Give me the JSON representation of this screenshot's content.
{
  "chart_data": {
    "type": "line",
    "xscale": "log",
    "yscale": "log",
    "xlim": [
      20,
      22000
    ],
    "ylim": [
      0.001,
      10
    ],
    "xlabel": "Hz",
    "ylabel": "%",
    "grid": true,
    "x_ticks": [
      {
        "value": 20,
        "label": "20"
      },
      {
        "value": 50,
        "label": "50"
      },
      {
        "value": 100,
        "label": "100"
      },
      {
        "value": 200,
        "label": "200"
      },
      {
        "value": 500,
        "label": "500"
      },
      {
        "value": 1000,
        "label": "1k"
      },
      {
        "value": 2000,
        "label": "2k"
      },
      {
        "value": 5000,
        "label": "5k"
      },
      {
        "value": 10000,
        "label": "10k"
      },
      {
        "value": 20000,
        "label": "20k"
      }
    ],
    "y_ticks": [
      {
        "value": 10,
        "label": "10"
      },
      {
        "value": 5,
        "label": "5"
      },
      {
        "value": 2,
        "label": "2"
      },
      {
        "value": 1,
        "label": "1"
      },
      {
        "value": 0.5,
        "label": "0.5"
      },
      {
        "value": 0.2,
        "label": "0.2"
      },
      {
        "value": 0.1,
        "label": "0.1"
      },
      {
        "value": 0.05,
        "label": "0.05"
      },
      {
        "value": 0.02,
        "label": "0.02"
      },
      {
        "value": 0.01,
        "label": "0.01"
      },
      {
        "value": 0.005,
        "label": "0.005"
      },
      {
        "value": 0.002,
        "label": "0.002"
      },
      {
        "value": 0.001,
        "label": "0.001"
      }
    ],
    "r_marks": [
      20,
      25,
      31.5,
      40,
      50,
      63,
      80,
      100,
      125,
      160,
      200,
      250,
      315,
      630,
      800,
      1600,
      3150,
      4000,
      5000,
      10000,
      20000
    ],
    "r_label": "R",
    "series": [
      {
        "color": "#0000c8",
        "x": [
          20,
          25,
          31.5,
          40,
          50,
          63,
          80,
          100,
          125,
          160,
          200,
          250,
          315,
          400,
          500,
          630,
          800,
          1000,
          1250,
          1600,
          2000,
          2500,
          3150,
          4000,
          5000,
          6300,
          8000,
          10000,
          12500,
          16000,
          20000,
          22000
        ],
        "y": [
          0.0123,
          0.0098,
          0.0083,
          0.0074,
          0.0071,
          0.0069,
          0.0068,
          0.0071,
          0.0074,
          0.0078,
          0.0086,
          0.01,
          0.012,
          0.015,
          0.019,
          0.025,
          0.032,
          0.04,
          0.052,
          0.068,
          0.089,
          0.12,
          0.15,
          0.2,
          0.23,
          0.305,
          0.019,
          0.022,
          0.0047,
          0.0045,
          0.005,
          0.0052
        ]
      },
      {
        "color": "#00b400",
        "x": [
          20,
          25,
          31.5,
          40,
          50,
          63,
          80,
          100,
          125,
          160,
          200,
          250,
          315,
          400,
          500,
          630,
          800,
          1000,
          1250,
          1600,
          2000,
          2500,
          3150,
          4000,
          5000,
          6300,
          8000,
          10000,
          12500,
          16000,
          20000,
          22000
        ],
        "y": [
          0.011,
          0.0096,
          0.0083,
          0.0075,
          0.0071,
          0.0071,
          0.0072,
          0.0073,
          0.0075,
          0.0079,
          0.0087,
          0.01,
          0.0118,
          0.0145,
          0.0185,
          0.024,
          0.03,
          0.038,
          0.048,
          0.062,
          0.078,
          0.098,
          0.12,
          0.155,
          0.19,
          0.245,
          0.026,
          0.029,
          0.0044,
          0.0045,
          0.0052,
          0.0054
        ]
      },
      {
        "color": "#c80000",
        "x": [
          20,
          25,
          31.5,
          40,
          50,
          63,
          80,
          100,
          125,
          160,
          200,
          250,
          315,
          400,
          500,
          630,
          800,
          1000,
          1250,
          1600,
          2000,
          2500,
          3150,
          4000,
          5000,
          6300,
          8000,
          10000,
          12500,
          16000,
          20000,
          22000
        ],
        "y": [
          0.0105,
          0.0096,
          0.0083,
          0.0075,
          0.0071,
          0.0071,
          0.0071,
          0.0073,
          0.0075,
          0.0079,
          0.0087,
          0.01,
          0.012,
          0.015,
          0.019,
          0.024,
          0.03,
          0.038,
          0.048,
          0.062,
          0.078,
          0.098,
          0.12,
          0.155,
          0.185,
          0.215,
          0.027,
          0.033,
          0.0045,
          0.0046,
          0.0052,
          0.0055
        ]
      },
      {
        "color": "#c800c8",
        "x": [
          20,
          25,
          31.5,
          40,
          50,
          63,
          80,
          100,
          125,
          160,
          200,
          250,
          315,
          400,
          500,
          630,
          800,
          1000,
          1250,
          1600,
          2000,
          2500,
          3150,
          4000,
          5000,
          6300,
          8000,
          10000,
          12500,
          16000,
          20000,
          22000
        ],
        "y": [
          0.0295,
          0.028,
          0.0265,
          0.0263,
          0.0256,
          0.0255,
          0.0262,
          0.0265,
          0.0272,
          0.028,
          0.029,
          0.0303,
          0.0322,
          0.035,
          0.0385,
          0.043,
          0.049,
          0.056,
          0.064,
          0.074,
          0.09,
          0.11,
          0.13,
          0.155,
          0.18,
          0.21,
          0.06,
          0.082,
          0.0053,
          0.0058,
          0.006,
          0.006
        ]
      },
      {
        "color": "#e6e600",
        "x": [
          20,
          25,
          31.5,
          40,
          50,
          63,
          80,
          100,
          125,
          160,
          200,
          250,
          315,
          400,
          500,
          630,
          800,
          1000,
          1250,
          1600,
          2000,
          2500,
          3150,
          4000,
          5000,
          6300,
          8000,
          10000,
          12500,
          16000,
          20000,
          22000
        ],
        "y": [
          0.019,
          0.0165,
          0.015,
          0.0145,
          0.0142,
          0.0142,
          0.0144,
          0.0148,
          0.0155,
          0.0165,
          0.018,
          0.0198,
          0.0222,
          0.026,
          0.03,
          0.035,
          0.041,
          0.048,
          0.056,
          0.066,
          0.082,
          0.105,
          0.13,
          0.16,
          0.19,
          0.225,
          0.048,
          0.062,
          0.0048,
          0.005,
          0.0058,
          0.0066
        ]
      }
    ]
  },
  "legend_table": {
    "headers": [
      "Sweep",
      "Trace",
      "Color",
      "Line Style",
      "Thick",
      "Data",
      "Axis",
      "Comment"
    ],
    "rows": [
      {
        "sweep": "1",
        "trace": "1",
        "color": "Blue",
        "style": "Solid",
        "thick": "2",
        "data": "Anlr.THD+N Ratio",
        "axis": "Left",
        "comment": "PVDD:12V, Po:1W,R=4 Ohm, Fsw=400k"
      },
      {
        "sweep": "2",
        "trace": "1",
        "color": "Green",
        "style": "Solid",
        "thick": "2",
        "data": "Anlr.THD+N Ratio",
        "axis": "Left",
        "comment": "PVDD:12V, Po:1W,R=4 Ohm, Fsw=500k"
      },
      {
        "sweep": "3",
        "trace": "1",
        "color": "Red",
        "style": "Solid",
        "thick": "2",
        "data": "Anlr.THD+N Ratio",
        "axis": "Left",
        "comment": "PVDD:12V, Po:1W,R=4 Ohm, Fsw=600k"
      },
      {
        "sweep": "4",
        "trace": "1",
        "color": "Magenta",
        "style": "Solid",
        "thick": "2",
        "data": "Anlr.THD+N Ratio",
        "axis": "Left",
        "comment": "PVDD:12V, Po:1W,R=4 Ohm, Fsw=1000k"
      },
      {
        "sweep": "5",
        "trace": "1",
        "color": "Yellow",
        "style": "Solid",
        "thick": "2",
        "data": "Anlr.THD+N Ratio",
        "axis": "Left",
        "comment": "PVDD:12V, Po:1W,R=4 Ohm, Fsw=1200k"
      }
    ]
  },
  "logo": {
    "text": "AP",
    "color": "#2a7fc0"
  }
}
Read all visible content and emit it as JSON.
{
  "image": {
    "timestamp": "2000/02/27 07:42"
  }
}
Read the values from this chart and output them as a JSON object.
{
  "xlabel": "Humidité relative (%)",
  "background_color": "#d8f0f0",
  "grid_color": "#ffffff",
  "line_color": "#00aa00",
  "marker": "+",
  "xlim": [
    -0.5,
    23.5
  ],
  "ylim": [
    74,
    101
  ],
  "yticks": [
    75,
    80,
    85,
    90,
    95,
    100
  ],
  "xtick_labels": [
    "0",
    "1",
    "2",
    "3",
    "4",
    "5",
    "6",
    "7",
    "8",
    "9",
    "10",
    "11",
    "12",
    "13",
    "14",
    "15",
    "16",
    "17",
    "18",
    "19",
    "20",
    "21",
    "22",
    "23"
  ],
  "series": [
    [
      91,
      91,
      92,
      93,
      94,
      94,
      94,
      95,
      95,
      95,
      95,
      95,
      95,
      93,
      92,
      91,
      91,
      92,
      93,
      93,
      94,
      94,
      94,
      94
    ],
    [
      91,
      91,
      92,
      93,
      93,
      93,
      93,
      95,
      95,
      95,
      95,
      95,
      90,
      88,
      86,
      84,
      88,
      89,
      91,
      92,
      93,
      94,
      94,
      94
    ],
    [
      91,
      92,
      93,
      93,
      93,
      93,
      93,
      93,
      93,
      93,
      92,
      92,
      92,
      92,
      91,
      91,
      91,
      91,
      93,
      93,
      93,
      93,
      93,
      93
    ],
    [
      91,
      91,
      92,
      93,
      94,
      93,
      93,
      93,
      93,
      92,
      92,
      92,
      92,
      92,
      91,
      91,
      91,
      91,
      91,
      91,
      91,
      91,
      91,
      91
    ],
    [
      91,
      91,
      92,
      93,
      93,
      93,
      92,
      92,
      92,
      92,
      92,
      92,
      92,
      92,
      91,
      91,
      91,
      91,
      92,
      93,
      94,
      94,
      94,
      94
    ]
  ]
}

*REQUIREMENT:* Pull out every line of the records that includes the string "PVDD".

*OUTPUT FOR THIS EXERCISE:*
        "comment": "PVDD:12V, Po:1W,R=4 Ohm, Fsw=400k"
        "comment": "PVDD:12V, Po:1W,R=4 Ohm, Fsw=500k"
        "comment": "PVDD:12V, Po:1W,R=4 Ohm, Fsw=600k"
        "comment": "PVDD:12V, Po:1W,R=4 Ohm, Fsw=1000k"
        "comment": "PVDD:12V, Po:1W,R=4 Ohm, Fsw=1200k"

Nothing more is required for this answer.